Task to carry out ▸
Repeat every record below exactly as written.
[START OF Records to process]
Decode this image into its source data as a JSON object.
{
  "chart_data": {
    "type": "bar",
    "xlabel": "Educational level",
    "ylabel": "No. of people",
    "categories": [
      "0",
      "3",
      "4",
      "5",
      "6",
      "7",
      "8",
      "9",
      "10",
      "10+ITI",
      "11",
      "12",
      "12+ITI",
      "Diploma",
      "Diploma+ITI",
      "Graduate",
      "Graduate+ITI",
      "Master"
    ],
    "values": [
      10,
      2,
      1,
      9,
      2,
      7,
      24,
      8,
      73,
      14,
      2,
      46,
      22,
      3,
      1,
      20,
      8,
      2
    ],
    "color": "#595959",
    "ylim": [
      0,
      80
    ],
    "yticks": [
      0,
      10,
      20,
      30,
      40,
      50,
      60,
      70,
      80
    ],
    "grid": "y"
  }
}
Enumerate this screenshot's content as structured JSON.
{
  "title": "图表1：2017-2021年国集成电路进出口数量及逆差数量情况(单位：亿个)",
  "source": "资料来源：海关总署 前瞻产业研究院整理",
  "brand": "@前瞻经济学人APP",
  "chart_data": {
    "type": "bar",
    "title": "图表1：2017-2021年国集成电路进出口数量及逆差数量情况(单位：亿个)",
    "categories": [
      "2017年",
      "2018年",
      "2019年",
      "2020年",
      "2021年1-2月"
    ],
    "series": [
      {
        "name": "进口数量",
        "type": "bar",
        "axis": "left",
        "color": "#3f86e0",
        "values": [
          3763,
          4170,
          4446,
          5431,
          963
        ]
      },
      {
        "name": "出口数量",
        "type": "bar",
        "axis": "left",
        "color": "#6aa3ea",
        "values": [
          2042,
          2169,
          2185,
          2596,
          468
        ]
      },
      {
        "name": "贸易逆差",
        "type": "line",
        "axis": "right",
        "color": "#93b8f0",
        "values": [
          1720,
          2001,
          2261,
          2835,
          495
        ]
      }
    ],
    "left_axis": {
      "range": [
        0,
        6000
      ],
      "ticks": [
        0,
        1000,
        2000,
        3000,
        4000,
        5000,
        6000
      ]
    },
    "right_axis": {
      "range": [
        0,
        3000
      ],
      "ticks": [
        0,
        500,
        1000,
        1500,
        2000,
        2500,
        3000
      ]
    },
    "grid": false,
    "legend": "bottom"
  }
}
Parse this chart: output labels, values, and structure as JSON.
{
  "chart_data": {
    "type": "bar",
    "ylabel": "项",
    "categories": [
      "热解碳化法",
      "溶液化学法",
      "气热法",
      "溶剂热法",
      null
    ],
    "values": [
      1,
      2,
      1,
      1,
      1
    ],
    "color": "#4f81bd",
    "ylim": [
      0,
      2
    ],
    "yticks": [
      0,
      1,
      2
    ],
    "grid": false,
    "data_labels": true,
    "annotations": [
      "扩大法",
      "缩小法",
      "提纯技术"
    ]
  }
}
[END OF Records to process]
Answer for this exercise ▸
Decode this image into its source data as a JSON object.
{
  "chart_data": {
    "type": "bar",
    "xlabel": "Educational level",
    "ylabel": "No. of people",
    "categories": [
      "0",
      "3",
      "4",
      "5",
      "6",
      "7",
      "8",
      "9",
      "10",
      "10+ITI",
      "11",
      "12",
      "12+ITI",
      "Diploma",
      "Diploma+ITI",
      "Graduate",
      "Graduate+ITI",
      "Master"
    ],
    "values": [
      10,
      2,
      1,
      9,
      2,
      7,
      24,
      8,
      73,
      14,
      2,
      46,
      22,
      3,
      1,
      20,
      8,
      2
    ],
    "color": "#595959",
    "ylim": [
      0,
      80
    ],
    "yticks": [
      0,
      10,
      20,
      30,
      40,
      50,
      60,
      70,
      80
    ],
    "grid": "y"
  }
}
Enumerate this screenshot's content as structured JSON.
{
  "title": "图表1：2017-2021年国集成电路进出口数量及逆差数量情况(单位：亿个)",
  "source": "资料来源：海关总署 前瞻产业研究院整理",
  "brand": "@前瞻经济学人APP",
  "chart_data": {
    "type": "bar",
    "title": "图表1：2017-2021年国集成电路进出口数量及逆差数量情况(单位：亿个)",
    "categories": [
      "2017年",
      "2018年",
      "2019年",
      "2020年",
      "2021年1-2月"
    ],
    "series": [
      {
        "name": "进口数量",
        "type": "bar",
        "axis": "left",
        "color": "#3f86e0",
        "values": [
          3763,
          4170,
          4446,
          5431,
          963
        ]
      },
      {
        "name": "出口数量",
        "type": "bar",
        "axis": "left",
        "color": "#6aa3ea",
        "values": [
          2042,
          2169,
          2185,
          2596,
          468
        ]
      },
      {
        "name": "贸易逆差",
        "type": "line",
        "axis": "right",
        "color": "#93b8f0",
        "values": [
          1720,
          2001,
          2261,
          2835,
          495
        ]
      }
    ],
    "left_axis": {
      "range": [
        0,
        6000
      ],
      "ticks": [
        0,
        1000,
        2000,
        3000,
        4000,
        5000,
        6000
      ]
    },
    "right_axis": {
      "range": [
        0,
        3000
      ],
      "ticks": [
        0,
        500,
        1000,
        1500,
        2000,
        2500,
        3000
      ]
    },
    "grid": false,
    "legend": "bottom"
  }
}
Parse this chart: output labels, values, and structure as JSON.
{
  "chart_data": {
    "type": "bar",
    "ylabel": "项",
    "categories": [
      "热解碳化法",
      "溶液化学法",
      "气热法",
      "溶剂热法",
      null
    ],
    "values": [
      1,
      2,
      1,
      1,
      1
    ],
    "color": "#4f81bd",
    "ylim": [
      0,
      2
    ],
    "yticks": [
      0,
      1,
      2
    ],
    "grid": false,
    "data_labels": true,
    "annotations": [
      "扩大法",
      "缩小法",
      "提纯技术"
    ]
  }
}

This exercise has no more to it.